Extracted information:
____

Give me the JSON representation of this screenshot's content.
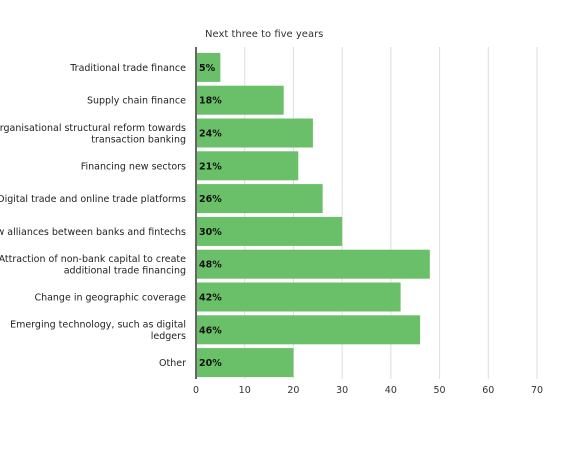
{
  "chart_data": {
    "type": "bar",
    "orientation": "horizontal",
    "subtitle": "Next three to five years",
    "categories": [
      [
        "Traditional trade finance"
      ],
      [
        "Supply chain finance"
      ],
      [
        "Organisational structural reform towards",
        "transaction banking"
      ],
      [
        "Financing new sectors"
      ],
      [
        "Digital trade and online trade platforms"
      ],
      [
        "New alliances between banks and fintechs"
      ],
      [
        "Attraction of non-bank capital to create",
        "additional trade financing"
      ],
      [
        "Change in geographic coverage"
      ],
      [
        "Emerging technology, such as digital",
        "ledgers"
      ],
      [
        "Other"
      ]
    ],
    "values": [
      5,
      18,
      24,
      21,
      26,
      30,
      48,
      42,
      46,
      20
    ],
    "data_labels": [
      "5%",
      "18%",
      "24%",
      "21%",
      "26%",
      "30%",
      "48%",
      "42%",
      "46%",
      "20%"
    ],
    "xlim": [
      0,
      70
    ],
    "xticks": [
      0,
      10,
      20,
      30,
      40,
      50,
      60,
      70
    ],
    "grid": "vertical",
    "bar_color": "#6abf69",
    "grid_color": "#dddddd",
    "axis_color": "#333333"
  }
}
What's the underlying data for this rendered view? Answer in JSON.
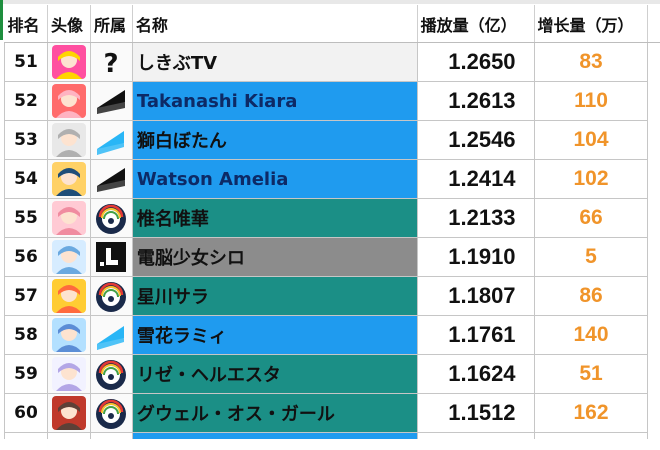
{
  "headers": {
    "rank": "排名",
    "avatar": "头像",
    "affiliation": "所属",
    "name": "名称",
    "plays": "播放量（亿）",
    "growth": "增长量（万）"
  },
  "colors": {
    "growth_text": "#f0942a",
    "row_blue": "#1f9bef",
    "row_teal": "#1b8f86",
    "row_gray": "#8c8c8c",
    "row_light": "#f2f2f2"
  },
  "rows": [
    {
      "rank": "51",
      "name": "しきぶTV",
      "plays": "1.2650",
      "growth": "83",
      "row_color": "#f2f2f2",
      "name_color": "#111111",
      "affiliation_icon": "question-mark-icon",
      "avatar_icon": "avatar-shikibu-icon"
    },
    {
      "rank": "52",
      "name": "Takanashi Kiara",
      "plays": "1.2613",
      "growth": "110",
      "row_color": "#1f9bef",
      "name_color": "#0d2a66",
      "affiliation_icon": "hololive-en-icon",
      "avatar_icon": "avatar-kiara-icon"
    },
    {
      "rank": "53",
      "name": "獅白ぼたん",
      "plays": "1.2546",
      "growth": "104",
      "row_color": "#1f9bef",
      "name_color": "#111111",
      "affiliation_icon": "hololive-icon",
      "avatar_icon": "avatar-botan-icon"
    },
    {
      "rank": "54",
      "name": "Watson Amelia",
      "plays": "1.2414",
      "growth": "102",
      "row_color": "#1f9bef",
      "name_color": "#0d2a66",
      "affiliation_icon": "hololive-en-icon",
      "avatar_icon": "avatar-amelia-icon"
    },
    {
      "rank": "55",
      "name": "椎名唯華",
      "plays": "1.2133",
      "growth": "66",
      "row_color": "#1b8f86",
      "name_color": "#111111",
      "affiliation_icon": "nijisanji-icon",
      "avatar_icon": "avatar-shiina-icon"
    },
    {
      "rank": "56",
      "name": "電脳少女シロ",
      "plays": "1.1910",
      "growth": "5",
      "row_color": "#8c8c8c",
      "name_color": "#111111",
      "affiliation_icon": "dotlive-icon",
      "avatar_icon": "avatar-siro-icon"
    },
    {
      "rank": "57",
      "name": "星川サラ",
      "plays": "1.1807",
      "growth": "86",
      "row_color": "#1b8f86",
      "name_color": "#111111",
      "affiliation_icon": "nijisanji-icon",
      "avatar_icon": "avatar-sara-icon"
    },
    {
      "rank": "58",
      "name": "雪花ラミィ",
      "plays": "1.1761",
      "growth": "140",
      "row_color": "#1f9bef",
      "name_color": "#111111",
      "affiliation_icon": "hololive-icon",
      "avatar_icon": "avatar-lamy-icon"
    },
    {
      "rank": "59",
      "name": "リゼ・ヘルエスタ",
      "plays": "1.1624",
      "growth": "51",
      "row_color": "#1b8f86",
      "name_color": "#111111",
      "affiliation_icon": "nijisanji-icon",
      "avatar_icon": "avatar-lize-icon"
    },
    {
      "rank": "60",
      "name": "グウェル・オス・ガール",
      "plays": "1.1512",
      "growth": "162",
      "row_color": "#1b8f86",
      "name_color": "#111111",
      "affiliation_icon": "nijisanji-icon",
      "avatar_icon": "avatar-gwelu-icon"
    }
  ]
}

____

What the task asks:
Among the entries above, how many lines include the word "trade"? Reply with the number only.

Expected answer:
3